# Start of WORKING DATA
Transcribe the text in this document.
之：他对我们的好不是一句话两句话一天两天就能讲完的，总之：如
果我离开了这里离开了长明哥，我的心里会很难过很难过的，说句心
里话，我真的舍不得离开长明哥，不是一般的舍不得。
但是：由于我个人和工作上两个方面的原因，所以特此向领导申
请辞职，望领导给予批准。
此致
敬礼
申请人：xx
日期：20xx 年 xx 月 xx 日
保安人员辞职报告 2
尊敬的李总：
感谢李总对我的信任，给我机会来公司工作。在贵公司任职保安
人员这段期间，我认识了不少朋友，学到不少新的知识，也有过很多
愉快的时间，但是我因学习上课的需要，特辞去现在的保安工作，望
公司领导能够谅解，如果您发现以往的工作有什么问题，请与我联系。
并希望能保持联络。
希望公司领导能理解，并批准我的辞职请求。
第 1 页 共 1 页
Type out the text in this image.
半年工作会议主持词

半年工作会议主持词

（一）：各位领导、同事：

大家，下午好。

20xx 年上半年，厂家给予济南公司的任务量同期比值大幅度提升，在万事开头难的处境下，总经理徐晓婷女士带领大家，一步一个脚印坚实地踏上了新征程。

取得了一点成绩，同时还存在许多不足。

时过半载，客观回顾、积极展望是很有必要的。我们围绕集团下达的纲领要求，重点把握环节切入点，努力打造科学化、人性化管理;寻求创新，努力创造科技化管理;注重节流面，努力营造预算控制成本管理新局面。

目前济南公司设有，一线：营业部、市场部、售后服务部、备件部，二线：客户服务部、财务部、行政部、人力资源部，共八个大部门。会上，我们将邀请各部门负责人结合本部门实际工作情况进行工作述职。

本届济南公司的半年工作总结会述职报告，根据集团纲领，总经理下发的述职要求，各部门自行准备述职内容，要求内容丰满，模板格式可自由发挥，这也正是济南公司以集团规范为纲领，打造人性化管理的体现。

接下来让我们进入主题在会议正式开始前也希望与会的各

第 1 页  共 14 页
# End of WORKING DATA
Write out exactly the lines from the line holding "Type out the text in this image." through the last line of the data, and nothing besides those lines.

Type out the text in this image.
半年工作会议主持词

半年工作会议主持词

（一）：各位领导、同事：

大家，下午好。

20xx 年上半年，厂家给予济南公司的任务量同期比值大幅度提升，在万事开头难的处境下，总经理徐晓婷女士带领大家，一步一个脚印坚实地踏上了新征程。

取得了一点成绩，同时还存在许多不足。

时过半载，客观回顾、积极展望是很有必要的。我们围绕集团下达的纲领要求，重点把握环节切入点，努力打造科学化、人性化管理;寻求创新，努力创造科技化管理;注重节流面，努力营造预算控制成本管理新局面。

目前济南公司设有，一线：营业部、市场部、售后服务部、备件部，二线：客户服务部、财务部、行政部、人力资源部，共八个大部门。会上，我们将邀请各部门负责人结合本部门实际工作情况进行工作述职。

本届济南公司的半年工作总结会述职报告，根据集团纲领，总经理下发的述职要求，各部门自行准备述职内容，要求内容丰满，模板格式可自由发挥，这也正是济南公司以集团规范为纲领，打造人性化管理的体现。

接下来让我们进入主题在会议正式开始前也希望与会的各

第 1 页  共 14 页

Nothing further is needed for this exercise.